Items from a data source:
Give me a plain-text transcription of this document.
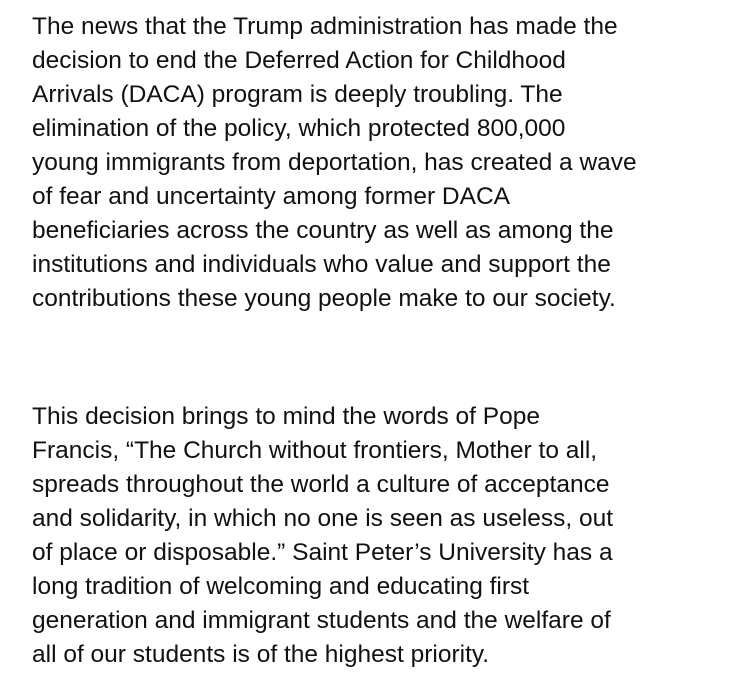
The news that the Trump administration has made the
decision to end the Deferred Action for Childhood
Arrivals (DACA) program is deeply troubling. The
elimination of the policy, which protected 800,000
young immigrants from deportation, has created a wave
of fear and uncertainty among former DACA
beneficiaries across the country as well as among the
institutions and individuals who value and support the
contributions these young people make to our society.
This decision brings to mind the words of Pope
Francis, “The Church without frontiers, Mother to all,
spreads throughout the world a culture of acceptance
and solidarity, in which no one is seen as useless, out
of place or disposable.” Saint Peter’s University has a
long tradition of welcoming and educating first
generation and immigrant students and the welfare of
all of our students is of the highest priority.
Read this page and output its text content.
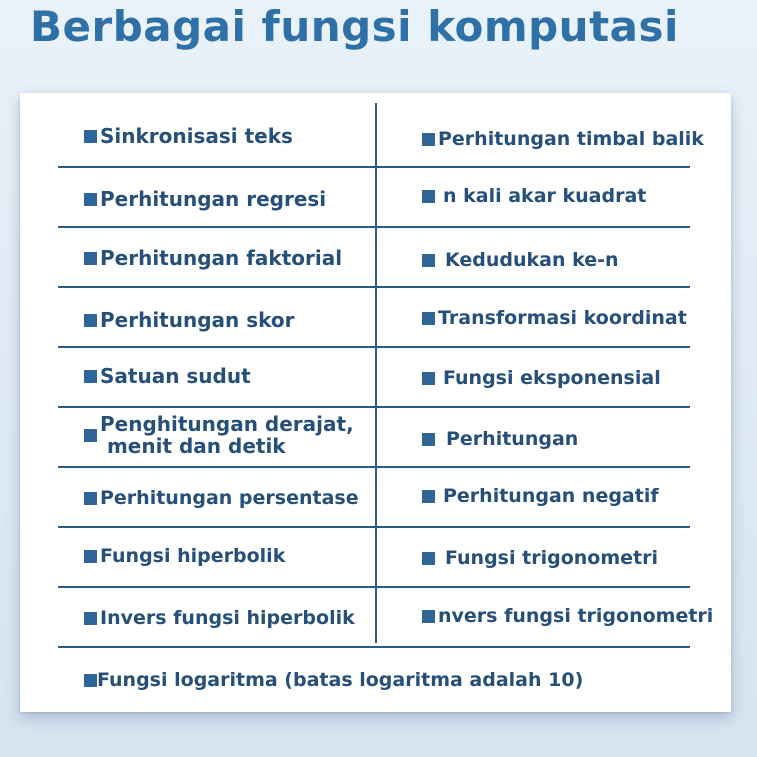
Berbagai fungsi komputasi
Sinkronisasi teks
Perhitungan regresi
Perhitungan faktorial
Perhitungan skor
Satuan sudut
Penghitungan derajat,
menit dan detik
Perhitungan persentase
Fungsi hiperbolik
Invers fungsi hiperbolik
Perhitungan timbal balik
n kali akar kuadrat
Kedudukan ke-n
Transformasi koordinat
Fungsi eksponensial
Perhitungan
Perhitungan negatif
Fungsi trigonometri
nvers fungsi trigonometri
Fungsi logaritma (batas logaritma adalah 10)
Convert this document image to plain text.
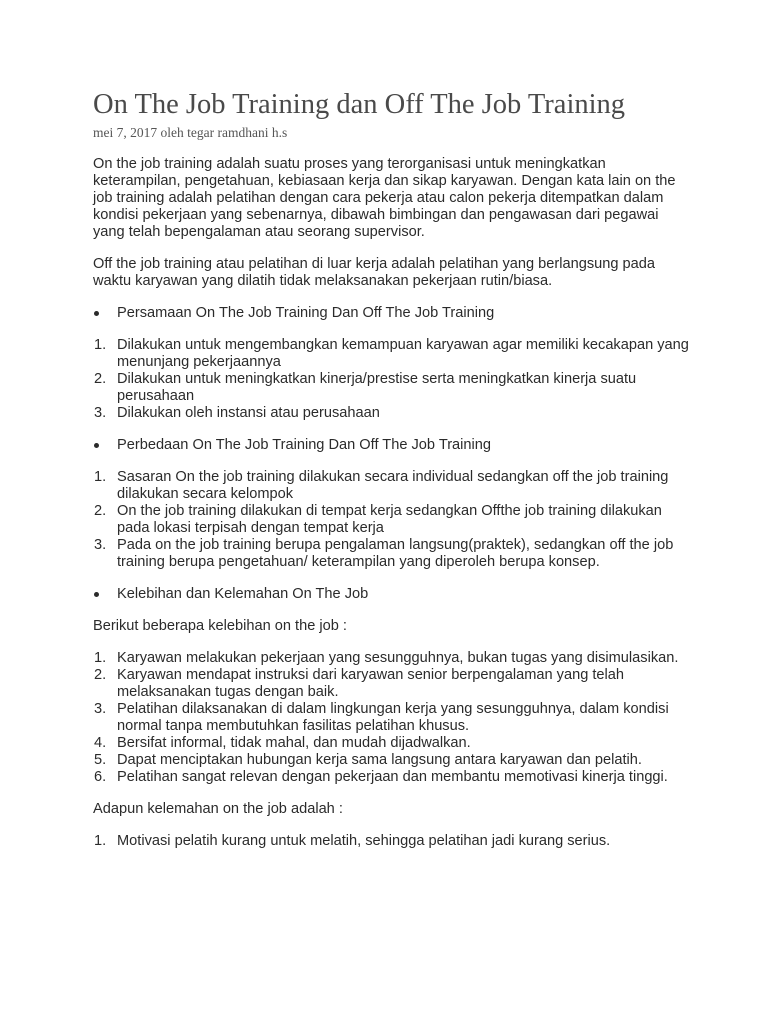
On The Job Training dan Off The Job Training
mei 7, 2017 oleh tegar ramdhani h.s

On the job training adalah suatu proses yang terorganisasi untuk meningkatkan keterampilan, pengetahuan, kebiasaan kerja dan sikap karyawan. Dengan kata lain on the job training adalah pelatihan dengan cara pekerja atau calon pekerja ditempatkan dalam kondisi pekerjaan yang sebenarnya, dibawah bimbingan dan pengawasan dari pegawai yang telah bepengalaman atau seorang supervisor.

Off the job training atau pelatihan di luar kerja adalah pelatihan yang berlangsung pada waktu karyawan yang dilatih tidak melaksanakan pekerjaan rutin/biasa.

Persamaan On The Job Training Dan Off The Job Training
1. Dilakukan untuk mengembangkan kemampuan karyawan agar memiliki kecakapan yang menunjang pekerjaannya
2. Dilakukan untuk meningkatkan kinerja/prestise serta meningkatkan kinerja suatu perusahaan
3. Dilakukan oleh instansi atau perusahaan
Perbedaan On The Job Training Dan Off The Job Training
1. Sasaran On the job training dilakukan secara individual sedangkan off the job training dilakukan secara kelompok
2. On the job training dilakukan di tempat kerja sedangkan Offthe job training dilakukan pada lokasi terpisah dengan tempat kerja
3. Pada on the job training berupa pengalaman langsung(praktek), sedangkan off the job training berupa pengetahuan/ keterampilan yang diperoleh berupa konsep.
Kelebihan dan Kelemahan On The Job

Berikut beberapa kelebihan on the job :

1. Karyawan melakukan pekerjaan yang sesungguhnya, bukan tugas yang disimulasikan.
2. Karyawan mendapat instruksi dari karyawan senior berpengalaman yang telah melaksanakan tugas dengan baik.
3. Pelatihan dilaksanakan di dalam lingkungan kerja yang sesungguhnya, dalam kondisi normal tanpa membutuhkan fasilitas pelatihan khusus.
4. Bersifat informal, tidak mahal, dan mudah dijadwalkan.
5. Dapat menciptakan hubungan kerja sama langsung antara karyawan dan pelatih.
6. Pelatihan sangat relevan dengan pekerjaan dan membantu memotivasi kinerja tinggi.

Adapun kelemahan on the job adalah :

1. Motivasi pelatih kurang untuk melatih, sehingga pelatihan jadi kurang serius.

[AIM OF THE EXERCISE]:
State how many lines hold the word "dengan". The number is the whole answer.

[CORRECT ANSWER]:
4